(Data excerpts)
□ □ □

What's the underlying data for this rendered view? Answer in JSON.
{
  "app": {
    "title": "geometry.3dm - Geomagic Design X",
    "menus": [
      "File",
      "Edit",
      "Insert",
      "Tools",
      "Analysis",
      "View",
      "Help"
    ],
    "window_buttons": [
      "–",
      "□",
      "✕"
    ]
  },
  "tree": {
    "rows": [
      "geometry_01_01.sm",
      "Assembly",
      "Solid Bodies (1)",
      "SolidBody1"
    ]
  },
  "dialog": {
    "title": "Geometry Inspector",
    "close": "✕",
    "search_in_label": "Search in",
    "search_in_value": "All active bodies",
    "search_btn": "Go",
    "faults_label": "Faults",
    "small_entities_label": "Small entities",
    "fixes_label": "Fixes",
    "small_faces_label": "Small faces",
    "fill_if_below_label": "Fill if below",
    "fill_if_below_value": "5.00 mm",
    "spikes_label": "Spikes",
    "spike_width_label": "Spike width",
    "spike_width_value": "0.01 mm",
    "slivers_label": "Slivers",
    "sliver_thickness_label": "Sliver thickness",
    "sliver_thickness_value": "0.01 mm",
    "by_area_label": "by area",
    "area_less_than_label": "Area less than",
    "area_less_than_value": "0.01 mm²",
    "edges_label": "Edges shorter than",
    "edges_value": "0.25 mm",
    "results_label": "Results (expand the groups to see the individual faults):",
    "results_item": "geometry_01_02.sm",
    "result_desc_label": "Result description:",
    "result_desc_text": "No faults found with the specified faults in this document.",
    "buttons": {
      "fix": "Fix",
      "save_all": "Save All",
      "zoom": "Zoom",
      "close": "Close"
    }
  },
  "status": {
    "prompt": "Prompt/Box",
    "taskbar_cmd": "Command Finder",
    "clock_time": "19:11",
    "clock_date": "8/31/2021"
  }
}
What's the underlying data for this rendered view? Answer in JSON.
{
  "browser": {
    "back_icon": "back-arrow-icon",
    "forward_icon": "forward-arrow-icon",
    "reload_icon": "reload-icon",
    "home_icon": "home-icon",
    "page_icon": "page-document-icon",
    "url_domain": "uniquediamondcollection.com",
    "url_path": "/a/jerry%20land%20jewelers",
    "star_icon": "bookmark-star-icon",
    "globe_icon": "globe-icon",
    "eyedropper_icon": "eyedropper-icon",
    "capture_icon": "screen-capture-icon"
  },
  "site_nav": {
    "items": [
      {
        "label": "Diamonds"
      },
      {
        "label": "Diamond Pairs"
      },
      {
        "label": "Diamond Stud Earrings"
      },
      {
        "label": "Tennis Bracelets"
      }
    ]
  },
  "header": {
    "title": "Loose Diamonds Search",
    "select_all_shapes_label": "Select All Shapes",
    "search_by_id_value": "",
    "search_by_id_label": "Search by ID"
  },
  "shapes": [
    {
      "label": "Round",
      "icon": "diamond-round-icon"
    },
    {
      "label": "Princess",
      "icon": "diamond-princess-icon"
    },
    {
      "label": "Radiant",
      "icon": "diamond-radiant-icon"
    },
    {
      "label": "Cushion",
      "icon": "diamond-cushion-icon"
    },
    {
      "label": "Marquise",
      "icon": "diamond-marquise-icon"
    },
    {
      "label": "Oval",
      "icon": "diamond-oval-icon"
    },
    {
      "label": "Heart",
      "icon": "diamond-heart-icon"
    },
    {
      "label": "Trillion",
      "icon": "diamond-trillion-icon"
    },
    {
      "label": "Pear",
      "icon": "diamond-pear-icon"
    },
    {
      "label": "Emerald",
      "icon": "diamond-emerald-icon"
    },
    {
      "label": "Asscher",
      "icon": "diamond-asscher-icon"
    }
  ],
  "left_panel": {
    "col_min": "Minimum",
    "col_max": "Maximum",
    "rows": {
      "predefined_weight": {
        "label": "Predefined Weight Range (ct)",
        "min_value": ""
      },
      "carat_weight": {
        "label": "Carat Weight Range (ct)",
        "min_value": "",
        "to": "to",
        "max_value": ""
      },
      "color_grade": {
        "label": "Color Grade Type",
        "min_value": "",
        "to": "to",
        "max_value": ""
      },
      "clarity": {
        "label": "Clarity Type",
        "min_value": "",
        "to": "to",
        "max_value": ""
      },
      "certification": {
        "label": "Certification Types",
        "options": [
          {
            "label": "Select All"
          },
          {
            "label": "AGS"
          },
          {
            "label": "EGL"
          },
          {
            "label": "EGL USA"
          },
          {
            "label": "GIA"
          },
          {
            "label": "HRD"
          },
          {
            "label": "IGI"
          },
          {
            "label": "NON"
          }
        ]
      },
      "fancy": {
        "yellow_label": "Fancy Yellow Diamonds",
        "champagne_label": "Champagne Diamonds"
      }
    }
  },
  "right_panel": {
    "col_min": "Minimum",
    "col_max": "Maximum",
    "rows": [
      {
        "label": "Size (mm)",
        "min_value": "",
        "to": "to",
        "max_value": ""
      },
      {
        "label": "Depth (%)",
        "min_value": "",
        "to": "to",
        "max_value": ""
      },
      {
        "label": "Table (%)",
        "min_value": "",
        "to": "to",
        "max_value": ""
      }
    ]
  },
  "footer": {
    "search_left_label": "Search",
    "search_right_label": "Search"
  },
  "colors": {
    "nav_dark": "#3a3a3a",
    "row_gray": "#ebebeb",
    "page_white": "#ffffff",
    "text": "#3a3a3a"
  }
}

□ □ □

● **Goal of the exercise**
Transcribe every entry word for word.

● **Finished exercise**
What's the underlying data for this rendered view? Answer in JSON.
{
  "app": {
    "title": "geometry.3dm - Geomagic Design X",
    "menus": [
      "File",
      "Edit",
      "Insert",
      "Tools",
      "Analysis",
      "View",
      "Help"
    ],
    "window_buttons": [
      "–",
      "□",
      "✕"
    ]
  },
  "tree": {
    "rows": [
      "geometry_01_01.sm",
      "Assembly",
      "Solid Bodies (1)",
      "SolidBody1"
    ]
  },
  "dialog": {
    "title": "Geometry Inspector",
    "close": "✕",
    "search_in_label": "Search in",
    "search_in_value": "All active bodies",
    "search_btn": "Go",
    "faults_label": "Faults",
    "small_entities_label": "Small entities",
    "fixes_label": "Fixes",
    "small_faces_label": "Small faces",
    "fill_if_below_label": "Fill if below",
    "fill_if_below_value": "5.00 mm",
    "spikes_label": "Spikes",
    "spike_width_label": "Spike width",
    "spike_width_value": "0.01 mm",
    "slivers_label": "Slivers",
    "sliver_thickness_label": "Sliver thickness",
    "sliver_thickness_value": "0.01 mm",
    "by_area_label": "by area",
    "area_less_than_label": "Area less than",
    "area_less_than_value": "0.01 mm²",
    "edges_label": "Edges shorter than",
    "edges_value": "0.25 mm",
    "results_label": "Results (expand the groups to see the individual faults):",
    "results_item": "geometry_01_02.sm",
    "result_desc_label": "Result description:",
    "result_desc_text": "No faults found with the specified faults in this document.",
    "buttons": {
      "fix": "Fix",
      "save_all": "Save All",
      "zoom": "Zoom",
      "close": "Close"
    }
  },
  "status": {
    "prompt": "Prompt/Box",
    "taskbar_cmd": "Command Finder",
    "clock_time": "19:11",
    "clock_date": "8/31/2021"
  }
}
What's the underlying data for this rendered view? Answer in JSON.
{
  "browser": {
    "back_icon": "back-arrow-icon",
    "forward_icon": "forward-arrow-icon",
    "reload_icon": "reload-icon",
    "home_icon": "home-icon",
    "page_icon": "page-document-icon",
    "url_domain": "uniquediamondcollection.com",
    "url_path": "/a/jerry%20land%20jewelers",
    "star_icon": "bookmark-star-icon",
    "globe_icon": "globe-icon",
    "eyedropper_icon": "eyedropper-icon",
    "capture_icon": "screen-capture-icon"
  },
  "site_nav": {
    "items": [
      {
        "label": "Diamonds"
      },
      {
        "label": "Diamond Pairs"
      },
      {
        "label": "Diamond Stud Earrings"
      },
      {
        "label": "Tennis Bracelets"
      }
    ]
  },
  "header": {
    "title": "Loose Diamonds Search",
    "select_all_shapes_label": "Select All Shapes",
    "search_by_id_value": "",
    "search_by_id_label": "Search by ID"
  },
  "shapes": [
    {
      "label": "Round",
      "icon": "diamond-round-icon"
    },
    {
      "label": "Princess",
      "icon": "diamond-princess-icon"
    },
    {
      "label": "Radiant",
      "icon": "diamond-radiant-icon"
    },
    {
      "label": "Cushion",
      "icon": "diamond-cushion-icon"
    },
    {
      "label": "Marquise",
      "icon": "diamond-marquise-icon"
    },
    {
      "label": "Oval",
      "icon": "diamond-oval-icon"
    },
    {
      "label": "Heart",
      "icon": "diamond-heart-icon"
    },
    {
      "label": "Trillion",
      "icon": "diamond-trillion-icon"
    },
    {
      "label": "Pear",
      "icon": "diamond-pear-icon"
    },
    {
      "label": "Emerald",
      "icon": "diamond-emerald-icon"
    },
    {
      "label": "Asscher",
      "icon": "diamond-asscher-icon"
    }
  ],
  "left_panel": {
    "col_min": "Minimum",
    "col_max": "Maximum",
    "rows": {
      "predefined_weight": {
        "label": "Predefined Weight Range (ct)",
        "min_value": ""
      },
      "carat_weight": {
        "label": "Carat Weight Range (ct)",
        "min_value": "",
        "to": "to",
        "max_value": ""
      },
      "color_grade": {
        "label": "Color Grade Type",
        "min_value": "",
        "to": "to",
        "max_value": ""
      },
      "clarity": {
        "label": "Clarity Type",
        "min_value": "",
        "to": "to",
        "max_value": ""
      },
      "certification": {
        "label": "Certification Types",
        "options": [
          {
            "label": "Select All"
          },
          {
            "label": "AGS"
          },
          {
            "label": "EGL"
          },
          {
            "label": "EGL USA"
          },
          {
            "label": "GIA"
          },
          {
            "label": "HRD"
          },
          {
            "label": "IGI"
          },
          {
            "label": "NON"
          }
        ]
      },
      "fancy": {
        "yellow_label": "Fancy Yellow Diamonds",
        "champagne_label": "Champagne Diamonds"
      }
    }
  },
  "right_panel": {
    "col_min": "Minimum",
    "col_max": "Maximum",
    "rows": [
      {
        "label": "Size (mm)",
        "min_value": "",
        "to": "to",
        "max_value": ""
      },
      {
        "label": "Depth (%)",
        "min_value": "",
        "to": "to",
        "max_value": ""
      },
      {
        "label": "Table (%)",
        "min_value": "",
        "to": "to",
        "max_value": ""
      }
    ]
  },
  "footer": {
    "search_left_label": "Search",
    "search_right_label": "Search"
  },
  "colors": {
    "nav_dark": "#3a3a3a",
    "row_gray": "#ebebeb",
    "page_white": "#ffffff",
    "text": "#3a3a3a"
  }
}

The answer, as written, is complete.